----- MATERIAL TO PROCESS
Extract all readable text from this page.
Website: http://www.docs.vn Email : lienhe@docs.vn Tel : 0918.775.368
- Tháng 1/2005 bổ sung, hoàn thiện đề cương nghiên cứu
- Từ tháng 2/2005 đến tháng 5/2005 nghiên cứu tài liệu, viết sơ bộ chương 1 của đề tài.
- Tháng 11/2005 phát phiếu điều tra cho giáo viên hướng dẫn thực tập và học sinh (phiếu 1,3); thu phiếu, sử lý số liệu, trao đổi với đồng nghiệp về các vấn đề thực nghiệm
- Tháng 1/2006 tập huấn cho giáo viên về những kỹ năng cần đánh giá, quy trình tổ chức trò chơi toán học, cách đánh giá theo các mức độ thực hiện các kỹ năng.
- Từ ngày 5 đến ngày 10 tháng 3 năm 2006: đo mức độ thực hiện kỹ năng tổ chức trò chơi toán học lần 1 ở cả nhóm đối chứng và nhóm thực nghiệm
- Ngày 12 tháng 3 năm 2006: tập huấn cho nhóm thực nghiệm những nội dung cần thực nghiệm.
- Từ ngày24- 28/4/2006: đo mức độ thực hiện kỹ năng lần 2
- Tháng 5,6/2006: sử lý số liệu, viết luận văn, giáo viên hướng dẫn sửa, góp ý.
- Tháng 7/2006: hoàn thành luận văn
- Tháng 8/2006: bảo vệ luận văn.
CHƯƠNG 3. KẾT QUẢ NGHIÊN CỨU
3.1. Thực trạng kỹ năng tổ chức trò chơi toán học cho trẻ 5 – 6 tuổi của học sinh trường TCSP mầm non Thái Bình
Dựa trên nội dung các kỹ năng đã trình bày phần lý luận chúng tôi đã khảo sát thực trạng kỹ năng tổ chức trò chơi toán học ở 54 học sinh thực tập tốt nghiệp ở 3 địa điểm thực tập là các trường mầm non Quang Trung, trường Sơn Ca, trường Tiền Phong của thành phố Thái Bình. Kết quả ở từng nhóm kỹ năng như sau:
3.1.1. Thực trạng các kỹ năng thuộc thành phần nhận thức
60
----------
Repeat each of the entries above precisely as given.

Extract all readable text from this page.
Website: http://www.docs.vn Email : lienhe@docs.vn Tel : 0918.775.368
- Tháng 1/2005 bổ sung, hoàn thiện đề cương nghiên cứu
- Từ tháng 2/2005 đến tháng 5/2005 nghiên cứu tài liệu, viết sơ bộ chương 1 của đề tài.
- Tháng 11/2005 phát phiếu điều tra cho giáo viên hướng dẫn thực tập và học sinh (phiếu 1,3); thu phiếu, sử lý số liệu, trao đổi với đồng nghiệp về các vấn đề thực nghiệm
- Tháng 1/2006 tập huấn cho giáo viên về những kỹ năng cần đánh giá, quy trình tổ chức trò chơi toán học, cách đánh giá theo các mức độ thực hiện các kỹ năng.
- Từ ngày 5 đến ngày 10 tháng 3 năm 2006: đo mức độ thực hiện kỹ năng tổ chức trò chơi toán học lần 1 ở cả nhóm đối chứng và nhóm thực nghiệm
- Ngày 12 tháng 3 năm 2006: tập huấn cho nhóm thực nghiệm những nội dung cần thực nghiệm.
- Từ ngày24- 28/4/2006: đo mức độ thực hiện kỹ năng lần 2
- Tháng 5,6/2006: sử lý số liệu, viết luận văn, giáo viên hướng dẫn sửa, góp ý.
- Tháng 7/2006: hoàn thành luận văn
- Tháng 8/2006: bảo vệ luận văn.
CHƯƠNG 3. KẾT QUẢ NGHIÊN CỨU
3.1. Thực trạng kỹ năng tổ chức trò chơi toán học cho trẻ 5 – 6 tuổi của học sinh trường TCSP mầm non Thái Bình
Dựa trên nội dung các kỹ năng đã trình bày phần lý luận chúng tôi đã khảo sát thực trạng kỹ năng tổ chức trò chơi toán học ở 54 học sinh thực tập tốt nghiệp ở 3 địa điểm thực tập là các trường mầm non Quang Trung, trường Sơn Ca, trường Tiền Phong của thành phố Thái Bình. Kết quả ở từng nhóm kỹ năng như sau:
3.1.1. Thực trạng các kỹ năng thuộc thành phần nhận thức
60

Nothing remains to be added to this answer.